Objective
Every entry must be repeated exactly. Exclude all pictures.

Recorded information
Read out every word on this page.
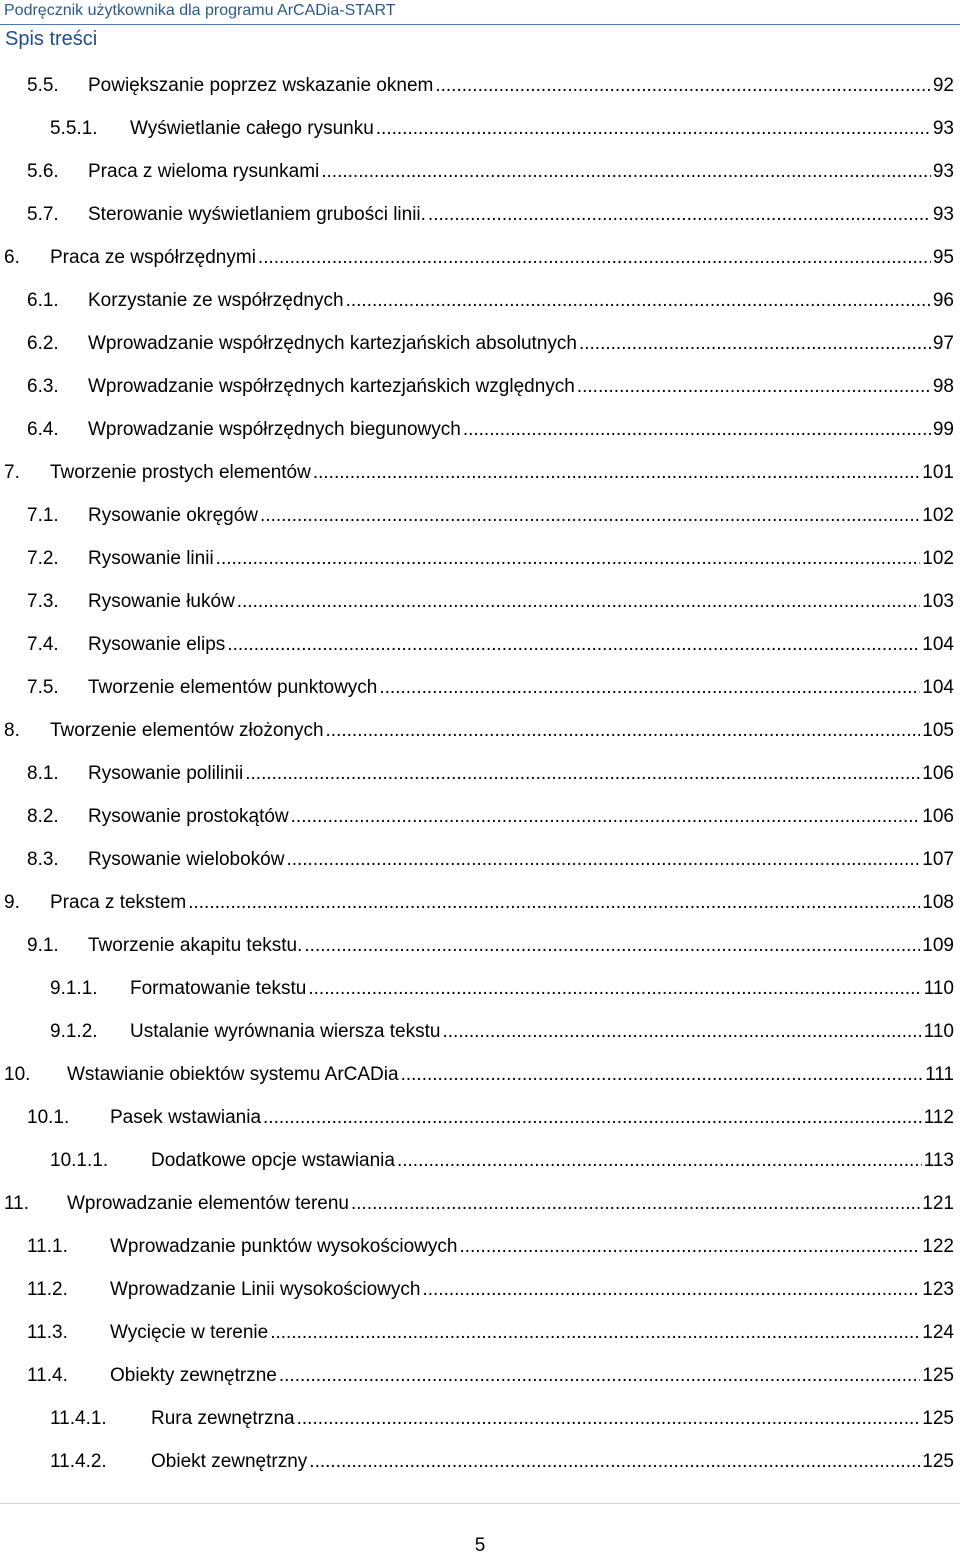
Podręcznik użytkownika dla programu ArCADia-START
Spis treści
5.5. Powiększanie poprzez wskazanie oknem .....	92
5.5.1. Wyświetlanie całego rysunku .....	93
5.6. Praca z wieloma rysunkami .....	93
5.7. Sterowanie wyświetlaniem grubości linii. .....	93
6. Praca ze współrzędnymi .....	95
6.1. Korzystanie ze współrzędnych .....	96
6.2. Wprowadzanie współrzędnych kartezjańskich absolutnych .....	97
6.3. Wprowadzanie współrzędnych kartezjańskich względnych .....	98
6.4. Wprowadzanie współrzędnych biegunowych .....	99
7. Tworzenie prostych elementów .....	101
7.1. Rysowanie okręgów .....	102
7.2. Rysowanie linii .....	102
7.3. Rysowanie łuków .....	103
7.4. Rysowanie elips .....	104
7.5. Tworzenie elementów punktowych .....	104
8. Tworzenie elementów złożonych .....	105
8.1. Rysowanie polilinii .....	106
8.2. Rysowanie prostokątów .....	106
8.3. Rysowanie wieloboków .....	107
9. Praca z tekstem .....	108
9.1. Tworzenie akapitu tekstu. .....	109
9.1.1. Formatowanie tekstu .....	110
9.1.2. Ustalanie wyrównania wiersza tekstu .....	110
10. Wstawianie obiektów systemu ArCADia .....	111
10.1. Pasek wstawiania .....	112
10.1.1. Dodatkowe opcje wstawiania .....	113
11. Wprowadzanie elementów terenu .....	121
11.1. Wprowadzanie punktów wysokościowych .....	122
11.2. Wprowadzanie Linii wysokościowych .....	123
11.3. Wycięcie w terenie .....	124
11.4. Obiekty zewnętrzne .....	125
11.4.1. Rura zewnętrzna .....	125
11.4.2. Obiekt zewnętrzny .....	125
5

Result of this task
Read out every word on this page.
Podręcznik użytkownika dla programu ArCADia-START
Spis treści
5.5. Powiększanie poprzez wskazanie oknem .....	92
5.5.1. Wyświetlanie całego rysunku .....	93
5.6. Praca z wieloma rysunkami .....	93
5.7. Sterowanie wyświetlaniem grubości linii. .....	93
6. Praca ze współrzędnymi .....	95
6.1. Korzystanie ze współrzędnych .....	96
6.2. Wprowadzanie współrzędnych kartezjańskich absolutnych .....	97
6.3. Wprowadzanie współrzędnych kartezjańskich względnych .....	98
6.4. Wprowadzanie współrzędnych biegunowych .....	99
7. Tworzenie prostych elementów .....	101
7.1. Rysowanie okręgów .....	102
7.2. Rysowanie linii .....	102
7.3. Rysowanie łuków .....	103
7.4. Rysowanie elips .....	104
7.5. Tworzenie elementów punktowych .....	104
8. Tworzenie elementów złożonych .....	105
8.1. Rysowanie polilinii .....	106
8.2. Rysowanie prostokątów .....	106
8.3. Rysowanie wieloboków .....	107
9. Praca z tekstem .....	108
9.1. Tworzenie akapitu tekstu. .....	109
9.1.1. Formatowanie tekstu .....	110
9.1.2. Ustalanie wyrównania wiersza tekstu .....	110
10. Wstawianie obiektów systemu ArCADia .....	111
10.1. Pasek wstawiania .....	112
10.1.1. Dodatkowe opcje wstawiania .....	113
11. Wprowadzanie elementów terenu .....	121
11.1. Wprowadzanie punktów wysokościowych .....	122
11.2. Wprowadzanie Linii wysokościowych .....	123
11.3. Wycięcie w terenie .....	124
11.4. Obiekty zewnętrzne .....	125
11.4.1. Rura zewnętrzna .....	125
11.4.2. Obiekt zewnętrzny .....	125
5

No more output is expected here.